▶ **WHAT TO WORK ON**:
Reproduce the following material exactly, including every line.

▶ **DATA SHOWN**:
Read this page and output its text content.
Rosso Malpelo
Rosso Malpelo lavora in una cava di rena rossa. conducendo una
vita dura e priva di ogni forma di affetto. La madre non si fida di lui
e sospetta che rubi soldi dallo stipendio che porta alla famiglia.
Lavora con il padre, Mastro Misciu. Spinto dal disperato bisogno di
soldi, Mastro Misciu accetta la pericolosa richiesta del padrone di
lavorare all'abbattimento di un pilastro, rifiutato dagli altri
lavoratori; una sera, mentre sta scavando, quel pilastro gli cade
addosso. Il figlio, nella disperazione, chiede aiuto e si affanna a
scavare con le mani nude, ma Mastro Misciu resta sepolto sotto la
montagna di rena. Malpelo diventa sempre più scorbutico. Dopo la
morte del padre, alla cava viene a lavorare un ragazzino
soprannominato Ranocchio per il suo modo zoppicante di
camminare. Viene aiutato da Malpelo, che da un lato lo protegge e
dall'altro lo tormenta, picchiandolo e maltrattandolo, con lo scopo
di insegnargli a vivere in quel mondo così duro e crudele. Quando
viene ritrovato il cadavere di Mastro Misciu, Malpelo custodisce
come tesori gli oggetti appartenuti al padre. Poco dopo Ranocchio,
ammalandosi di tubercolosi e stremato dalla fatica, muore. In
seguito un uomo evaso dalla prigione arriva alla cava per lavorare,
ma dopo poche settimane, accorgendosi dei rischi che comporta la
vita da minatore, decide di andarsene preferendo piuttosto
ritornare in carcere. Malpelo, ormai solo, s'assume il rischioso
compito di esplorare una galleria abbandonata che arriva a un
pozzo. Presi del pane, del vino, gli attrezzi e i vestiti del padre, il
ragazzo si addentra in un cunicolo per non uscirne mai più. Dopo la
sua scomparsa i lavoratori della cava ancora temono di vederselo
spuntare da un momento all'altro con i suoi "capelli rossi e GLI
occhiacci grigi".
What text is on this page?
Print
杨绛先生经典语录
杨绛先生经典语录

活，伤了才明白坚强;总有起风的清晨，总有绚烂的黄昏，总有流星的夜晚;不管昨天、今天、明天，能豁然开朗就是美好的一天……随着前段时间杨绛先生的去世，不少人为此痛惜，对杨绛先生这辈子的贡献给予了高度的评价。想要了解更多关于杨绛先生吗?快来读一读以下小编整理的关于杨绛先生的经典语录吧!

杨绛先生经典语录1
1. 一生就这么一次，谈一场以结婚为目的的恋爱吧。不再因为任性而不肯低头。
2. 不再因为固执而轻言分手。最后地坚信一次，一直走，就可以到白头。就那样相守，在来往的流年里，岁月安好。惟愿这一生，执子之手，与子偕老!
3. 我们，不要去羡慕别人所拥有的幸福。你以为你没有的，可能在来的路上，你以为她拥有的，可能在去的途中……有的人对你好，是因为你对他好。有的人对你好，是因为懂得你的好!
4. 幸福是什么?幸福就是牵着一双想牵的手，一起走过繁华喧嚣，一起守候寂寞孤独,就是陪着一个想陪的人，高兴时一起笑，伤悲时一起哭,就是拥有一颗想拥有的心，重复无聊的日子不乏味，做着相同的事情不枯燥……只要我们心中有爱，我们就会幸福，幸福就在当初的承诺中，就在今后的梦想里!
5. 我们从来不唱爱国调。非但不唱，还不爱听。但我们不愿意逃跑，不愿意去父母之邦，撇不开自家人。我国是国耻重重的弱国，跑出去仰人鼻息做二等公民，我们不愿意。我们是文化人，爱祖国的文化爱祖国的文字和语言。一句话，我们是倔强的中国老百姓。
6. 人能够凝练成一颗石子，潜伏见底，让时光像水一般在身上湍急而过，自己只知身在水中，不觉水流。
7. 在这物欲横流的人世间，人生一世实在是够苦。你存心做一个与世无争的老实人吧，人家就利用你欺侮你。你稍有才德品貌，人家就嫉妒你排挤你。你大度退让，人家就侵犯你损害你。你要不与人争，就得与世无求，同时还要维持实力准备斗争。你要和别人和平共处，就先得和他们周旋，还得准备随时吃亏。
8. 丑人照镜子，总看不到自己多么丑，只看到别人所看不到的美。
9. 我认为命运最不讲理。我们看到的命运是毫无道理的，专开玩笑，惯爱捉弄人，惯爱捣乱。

▶ **ANSWER IN FULL**:
Read this page and output its text content.
Rosso Malpelo
Rosso Malpelo lavora in una cava di rena rossa. conducendo una
vita dura e priva di ogni forma di affetto. La madre non si fida di lui
e sospetta che rubi soldi dallo stipendio che porta alla famiglia.
Lavora con il padre, Mastro Misciu. Spinto dal disperato bisogno di
soldi, Mastro Misciu accetta la pericolosa richiesta del padrone di
lavorare all'abbattimento di un pilastro, rifiutato dagli altri
lavoratori; una sera, mentre sta scavando, quel pilastro gli cade
addosso. Il figlio, nella disperazione, chiede aiuto e si affanna a
scavare con le mani nude, ma Mastro Misciu resta sepolto sotto la
montagna di rena. Malpelo diventa sempre più scorbutico. Dopo la
morte del padre, alla cava viene a lavorare un ragazzino
soprannominato Ranocchio per il suo modo zoppicante di
camminare. Viene aiutato da Malpelo, che da un lato lo protegge e
dall'altro lo tormenta, picchiandolo e maltrattandolo, con lo scopo
di insegnargli a vivere in quel mondo così duro e crudele. Quando
viene ritrovato il cadavere di Mastro Misciu, Malpelo custodisce
come tesori gli oggetti appartenuti al padre. Poco dopo Ranocchio,
ammalandosi di tubercolosi e stremato dalla fatica, muore. In
seguito un uomo evaso dalla prigione arriva alla cava per lavorare,
ma dopo poche settimane, accorgendosi dei rischi che comporta la
vita da minatore, decide di andarsene preferendo piuttosto
ritornare in carcere. Malpelo, ormai solo, s'assume il rischioso
compito di esplorare una galleria abbandonata che arriva a un
pozzo. Presi del pane, del vino, gli attrezzi e i vestiti del padre, il
ragazzo si addentra in un cunicolo per non uscirne mai più. Dopo la
sua scomparsa i lavoratori della cava ancora temono di vederselo
spuntare da un momento all'altro con i suoi "capelli rossi e GLI
occhiacci grigi".
What text is on this page?
Print
杨绛先生经典语录
杨绛先生经典语录

活，伤了才明白坚强;总有起风的清晨，总有绚烂的黄昏，总有流星的夜晚;不管昨天、今天、明天，能豁然开朗就是美好的一天……随着前段时间杨绛先生的去世，不少人为此痛惜，对杨绛先生这辈子的贡献给予了高度的评价。想要了解更多关于杨绛先生吗?快来读一读以下小编整理的关于杨绛先生的经典语录吧!

杨绛先生经典语录1
1. 一生就这么一次，谈一场以结婚为目的的恋爱吧。不再因为任性而不肯低头。
2. 不再因为固执而轻言分手。最后地坚信一次，一直走，就可以到白头。就那样相守，在来往的流年里，岁月安好。惟愿这一生，执子之手，与子偕老!
3. 我们，不要去羡慕别人所拥有的幸福。你以为你没有的，可能在来的路上，你以为她拥有的，可能在去的途中……有的人对你好，是因为你对他好。有的人对你好，是因为懂得你的好!
4. 幸福是什么?幸福就是牵着一双想牵的手，一起走过繁华喧嚣，一起守候寂寞孤独,就是陪着一个想陪的人，高兴时一起笑，伤悲时一起哭,就是拥有一颗想拥有的心，重复无聊的日子不乏味，做着相同的事情不枯燥……只要我们心中有爱，我们就会幸福，幸福就在当初的承诺中，就在今后的梦想里!
5. 我们从来不唱爱国调。非但不唱，还不爱听。但我们不愿意逃跑，不愿意去父母之邦，撇不开自家人。我国是国耻重重的弱国，跑出去仰人鼻息做二等公民，我们不愿意。我们是文化人，爱祖国的文化爱祖国的文字和语言。一句话，我们是倔强的中国老百姓。
6. 人能够凝练成一颗石子，潜伏见底，让时光像水一般在身上湍急而过，自己只知身在水中，不觉水流。
7. 在这物欲横流的人世间，人生一世实在是够苦。你存心做一个与世无争的老实人吧，人家就利用你欺侮你。你稍有才德品貌，人家就嫉妒你排挤你。你大度退让，人家就侵犯你损害你。你要不与人争，就得与世无求，同时还要维持实力准备斗争。你要和别人和平共处，就先得和他们周旋，还得准备随时吃亏。
8. 丑人照镜子，总看不到自己多么丑，只看到别人所看不到的美。
9. 我认为命运最不讲理。我们看到的命运是毫无道理的，专开玩笑，惯爱捉弄人，惯爱捣乱。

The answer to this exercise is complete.